#### SUPPLIED ENTRIES ####

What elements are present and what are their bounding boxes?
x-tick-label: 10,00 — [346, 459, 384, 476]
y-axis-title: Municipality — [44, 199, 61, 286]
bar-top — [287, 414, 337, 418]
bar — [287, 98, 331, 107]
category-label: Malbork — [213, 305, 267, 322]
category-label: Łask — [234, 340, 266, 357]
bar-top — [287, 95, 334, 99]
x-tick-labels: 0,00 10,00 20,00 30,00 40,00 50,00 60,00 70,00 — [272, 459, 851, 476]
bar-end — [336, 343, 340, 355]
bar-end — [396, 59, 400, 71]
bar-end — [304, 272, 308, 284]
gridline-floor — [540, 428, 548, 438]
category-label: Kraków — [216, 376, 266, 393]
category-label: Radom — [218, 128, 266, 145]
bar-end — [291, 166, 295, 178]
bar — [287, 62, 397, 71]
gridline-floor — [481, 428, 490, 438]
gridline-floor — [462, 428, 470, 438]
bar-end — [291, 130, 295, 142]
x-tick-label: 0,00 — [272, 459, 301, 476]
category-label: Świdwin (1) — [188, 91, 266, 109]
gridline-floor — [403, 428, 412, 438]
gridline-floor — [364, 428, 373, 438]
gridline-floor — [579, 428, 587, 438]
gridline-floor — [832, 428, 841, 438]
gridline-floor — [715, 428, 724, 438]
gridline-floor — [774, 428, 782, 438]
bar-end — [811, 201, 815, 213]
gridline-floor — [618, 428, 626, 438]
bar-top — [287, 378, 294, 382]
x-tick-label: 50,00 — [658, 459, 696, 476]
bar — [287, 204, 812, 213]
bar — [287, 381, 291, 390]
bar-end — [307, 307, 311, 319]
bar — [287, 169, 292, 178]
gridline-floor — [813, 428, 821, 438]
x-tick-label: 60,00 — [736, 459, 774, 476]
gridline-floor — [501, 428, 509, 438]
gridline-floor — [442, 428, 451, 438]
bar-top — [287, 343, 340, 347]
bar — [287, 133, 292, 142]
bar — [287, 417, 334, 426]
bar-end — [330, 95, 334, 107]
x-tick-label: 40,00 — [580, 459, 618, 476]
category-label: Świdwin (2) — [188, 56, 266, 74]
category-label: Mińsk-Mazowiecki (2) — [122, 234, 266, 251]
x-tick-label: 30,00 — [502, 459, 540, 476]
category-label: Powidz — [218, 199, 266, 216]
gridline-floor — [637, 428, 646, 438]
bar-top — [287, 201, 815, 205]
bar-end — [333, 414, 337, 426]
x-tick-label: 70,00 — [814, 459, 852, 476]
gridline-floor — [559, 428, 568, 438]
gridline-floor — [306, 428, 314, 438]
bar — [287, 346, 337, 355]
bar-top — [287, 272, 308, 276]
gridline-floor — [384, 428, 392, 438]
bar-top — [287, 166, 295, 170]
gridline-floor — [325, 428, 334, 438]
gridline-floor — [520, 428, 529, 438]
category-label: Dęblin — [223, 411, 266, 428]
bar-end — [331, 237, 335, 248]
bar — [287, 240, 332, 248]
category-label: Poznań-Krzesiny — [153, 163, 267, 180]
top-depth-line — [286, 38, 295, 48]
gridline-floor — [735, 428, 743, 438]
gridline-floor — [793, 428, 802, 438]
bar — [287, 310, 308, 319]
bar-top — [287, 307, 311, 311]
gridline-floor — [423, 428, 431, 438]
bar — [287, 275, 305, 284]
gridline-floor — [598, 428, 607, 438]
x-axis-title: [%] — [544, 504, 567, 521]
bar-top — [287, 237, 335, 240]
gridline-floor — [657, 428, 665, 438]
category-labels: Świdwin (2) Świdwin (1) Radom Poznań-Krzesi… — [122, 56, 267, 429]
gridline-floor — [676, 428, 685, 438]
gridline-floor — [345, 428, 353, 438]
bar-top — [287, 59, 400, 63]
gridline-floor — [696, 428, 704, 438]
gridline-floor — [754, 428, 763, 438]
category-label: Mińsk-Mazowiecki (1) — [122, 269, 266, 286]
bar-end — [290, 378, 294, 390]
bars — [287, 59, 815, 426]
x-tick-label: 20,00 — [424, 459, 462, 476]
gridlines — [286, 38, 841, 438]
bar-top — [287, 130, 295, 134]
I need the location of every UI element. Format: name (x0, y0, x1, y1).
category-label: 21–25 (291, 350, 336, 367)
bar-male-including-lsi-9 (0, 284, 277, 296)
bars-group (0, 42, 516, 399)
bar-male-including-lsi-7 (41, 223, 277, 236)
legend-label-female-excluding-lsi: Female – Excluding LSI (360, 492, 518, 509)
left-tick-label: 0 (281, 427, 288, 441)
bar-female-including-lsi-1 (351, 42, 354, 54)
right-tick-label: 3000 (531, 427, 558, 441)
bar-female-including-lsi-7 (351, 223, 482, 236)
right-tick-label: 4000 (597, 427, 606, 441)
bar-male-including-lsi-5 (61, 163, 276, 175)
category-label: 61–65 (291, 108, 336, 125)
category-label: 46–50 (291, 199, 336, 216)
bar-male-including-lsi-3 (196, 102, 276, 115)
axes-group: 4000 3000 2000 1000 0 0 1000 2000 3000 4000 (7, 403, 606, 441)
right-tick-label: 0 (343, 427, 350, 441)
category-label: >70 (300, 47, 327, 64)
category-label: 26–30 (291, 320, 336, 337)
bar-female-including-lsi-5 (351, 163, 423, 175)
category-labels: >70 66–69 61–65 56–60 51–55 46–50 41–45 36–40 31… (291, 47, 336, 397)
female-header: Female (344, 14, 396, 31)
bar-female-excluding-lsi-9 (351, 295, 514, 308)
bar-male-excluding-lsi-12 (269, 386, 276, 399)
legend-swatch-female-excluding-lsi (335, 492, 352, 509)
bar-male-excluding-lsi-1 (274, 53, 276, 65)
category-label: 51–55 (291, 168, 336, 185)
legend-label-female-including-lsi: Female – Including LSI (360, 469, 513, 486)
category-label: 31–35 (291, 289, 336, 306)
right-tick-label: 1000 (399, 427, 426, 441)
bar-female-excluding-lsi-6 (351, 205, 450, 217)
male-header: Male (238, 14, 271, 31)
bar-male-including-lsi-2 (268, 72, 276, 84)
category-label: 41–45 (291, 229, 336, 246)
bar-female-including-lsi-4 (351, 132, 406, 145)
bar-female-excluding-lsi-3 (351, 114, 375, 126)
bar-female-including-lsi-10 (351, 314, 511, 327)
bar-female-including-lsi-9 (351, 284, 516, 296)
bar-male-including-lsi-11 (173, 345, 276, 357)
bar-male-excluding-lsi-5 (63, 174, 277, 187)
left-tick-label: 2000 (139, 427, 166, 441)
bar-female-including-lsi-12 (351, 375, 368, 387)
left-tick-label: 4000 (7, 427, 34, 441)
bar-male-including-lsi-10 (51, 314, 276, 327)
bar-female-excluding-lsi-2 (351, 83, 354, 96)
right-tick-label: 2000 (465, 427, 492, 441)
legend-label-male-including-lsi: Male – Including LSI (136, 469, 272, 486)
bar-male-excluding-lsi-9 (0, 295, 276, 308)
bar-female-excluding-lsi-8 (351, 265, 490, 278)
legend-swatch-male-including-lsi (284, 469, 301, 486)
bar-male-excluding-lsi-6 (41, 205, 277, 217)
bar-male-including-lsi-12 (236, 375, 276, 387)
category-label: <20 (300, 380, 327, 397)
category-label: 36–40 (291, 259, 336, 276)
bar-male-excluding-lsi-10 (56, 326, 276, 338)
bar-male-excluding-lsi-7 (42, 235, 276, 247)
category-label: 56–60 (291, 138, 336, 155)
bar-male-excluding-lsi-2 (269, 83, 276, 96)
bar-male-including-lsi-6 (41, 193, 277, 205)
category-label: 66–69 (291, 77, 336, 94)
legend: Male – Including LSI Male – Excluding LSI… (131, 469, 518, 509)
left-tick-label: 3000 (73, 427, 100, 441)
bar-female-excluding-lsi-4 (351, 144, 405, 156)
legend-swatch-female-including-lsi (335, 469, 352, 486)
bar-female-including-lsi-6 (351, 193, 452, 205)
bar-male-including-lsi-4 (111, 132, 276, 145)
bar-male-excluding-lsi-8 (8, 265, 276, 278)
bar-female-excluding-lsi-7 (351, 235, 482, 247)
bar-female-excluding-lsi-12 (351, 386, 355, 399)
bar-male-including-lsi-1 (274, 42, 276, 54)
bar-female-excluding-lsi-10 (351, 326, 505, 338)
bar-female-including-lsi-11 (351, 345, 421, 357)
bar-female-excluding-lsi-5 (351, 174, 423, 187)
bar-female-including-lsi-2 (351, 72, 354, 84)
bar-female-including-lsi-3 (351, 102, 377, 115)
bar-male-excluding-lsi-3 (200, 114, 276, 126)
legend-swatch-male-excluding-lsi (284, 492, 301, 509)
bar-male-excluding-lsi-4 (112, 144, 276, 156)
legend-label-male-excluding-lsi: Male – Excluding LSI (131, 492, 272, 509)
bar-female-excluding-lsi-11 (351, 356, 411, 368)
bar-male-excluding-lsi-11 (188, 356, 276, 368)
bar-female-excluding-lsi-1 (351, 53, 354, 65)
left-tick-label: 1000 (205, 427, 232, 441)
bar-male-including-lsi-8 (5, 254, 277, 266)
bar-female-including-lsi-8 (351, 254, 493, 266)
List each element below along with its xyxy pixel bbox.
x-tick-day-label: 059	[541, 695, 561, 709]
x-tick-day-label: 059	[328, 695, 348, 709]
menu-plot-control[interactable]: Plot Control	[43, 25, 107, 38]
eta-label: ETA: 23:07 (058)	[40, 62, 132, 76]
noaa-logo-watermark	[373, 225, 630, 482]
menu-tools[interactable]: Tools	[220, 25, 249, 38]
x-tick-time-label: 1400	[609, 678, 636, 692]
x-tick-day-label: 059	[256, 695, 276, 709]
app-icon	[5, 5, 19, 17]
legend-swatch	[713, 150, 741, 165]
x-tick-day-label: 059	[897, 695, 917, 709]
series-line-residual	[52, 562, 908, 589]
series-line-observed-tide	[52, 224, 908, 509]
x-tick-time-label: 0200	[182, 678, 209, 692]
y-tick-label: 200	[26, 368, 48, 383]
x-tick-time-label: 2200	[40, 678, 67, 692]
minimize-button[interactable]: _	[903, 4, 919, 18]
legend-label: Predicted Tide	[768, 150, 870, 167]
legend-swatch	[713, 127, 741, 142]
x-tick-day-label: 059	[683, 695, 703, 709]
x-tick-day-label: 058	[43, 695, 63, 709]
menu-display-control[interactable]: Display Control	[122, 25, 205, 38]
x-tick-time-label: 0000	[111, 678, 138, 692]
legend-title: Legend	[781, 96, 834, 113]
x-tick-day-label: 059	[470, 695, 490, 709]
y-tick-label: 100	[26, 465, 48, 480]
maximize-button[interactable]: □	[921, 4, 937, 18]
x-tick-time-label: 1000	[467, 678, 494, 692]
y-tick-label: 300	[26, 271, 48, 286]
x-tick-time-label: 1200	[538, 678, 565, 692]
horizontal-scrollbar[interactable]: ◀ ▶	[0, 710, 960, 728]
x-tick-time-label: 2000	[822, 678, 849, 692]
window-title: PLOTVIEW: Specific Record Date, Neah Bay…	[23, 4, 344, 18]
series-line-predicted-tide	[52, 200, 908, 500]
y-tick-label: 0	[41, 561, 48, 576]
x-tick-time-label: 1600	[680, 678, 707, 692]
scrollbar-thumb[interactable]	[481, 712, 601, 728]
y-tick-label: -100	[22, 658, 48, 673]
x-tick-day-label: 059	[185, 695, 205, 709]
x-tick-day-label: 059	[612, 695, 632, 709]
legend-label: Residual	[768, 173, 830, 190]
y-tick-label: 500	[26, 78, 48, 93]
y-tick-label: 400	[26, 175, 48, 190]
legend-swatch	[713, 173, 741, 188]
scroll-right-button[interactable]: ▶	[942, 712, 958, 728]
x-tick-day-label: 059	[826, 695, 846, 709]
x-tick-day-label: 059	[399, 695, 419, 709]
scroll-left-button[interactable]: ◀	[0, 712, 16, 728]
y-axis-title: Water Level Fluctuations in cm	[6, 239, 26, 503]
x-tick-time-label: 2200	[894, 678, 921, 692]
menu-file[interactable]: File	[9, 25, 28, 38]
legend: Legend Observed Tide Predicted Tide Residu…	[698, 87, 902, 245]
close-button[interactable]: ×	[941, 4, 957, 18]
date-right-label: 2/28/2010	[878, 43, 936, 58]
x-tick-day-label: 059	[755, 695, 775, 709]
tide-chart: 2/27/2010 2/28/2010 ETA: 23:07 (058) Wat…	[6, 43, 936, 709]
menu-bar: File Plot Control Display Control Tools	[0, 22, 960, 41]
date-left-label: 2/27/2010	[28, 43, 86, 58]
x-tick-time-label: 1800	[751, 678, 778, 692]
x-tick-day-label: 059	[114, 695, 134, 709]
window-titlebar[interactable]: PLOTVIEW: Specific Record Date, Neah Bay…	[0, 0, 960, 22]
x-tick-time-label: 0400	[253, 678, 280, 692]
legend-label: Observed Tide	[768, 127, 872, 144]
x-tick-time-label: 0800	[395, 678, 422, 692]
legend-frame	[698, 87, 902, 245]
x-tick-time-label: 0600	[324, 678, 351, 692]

####

- _WHAT IS REQUIRED_:
Starting at the first line of the entries and going on through the line with "x-tick-labels: 0,00 10,00", rename every "bar-top" to "bar-cap" and give those lines again with nothing else changed.

- _ANSWER IN FULL_:
What elements are present and what are their bounding boxes?
x-tick-label: 10,00 — [346, 459, 384, 476]
y-axis-title: Municipality — [44, 199, 61, 286]
bar-cap — [287, 414, 337, 418]
bar — [287, 98, 331, 107]
category-label: Malbork — [213, 305, 267, 322]
category-label: Łask — [234, 340, 266, 357]
bar-cap — [287, 95, 334, 99]
x-tick-labels: 0,00 10,00 20,00 30,00 40,00 50,00 60,00 70,00 — [272, 459, 851, 476]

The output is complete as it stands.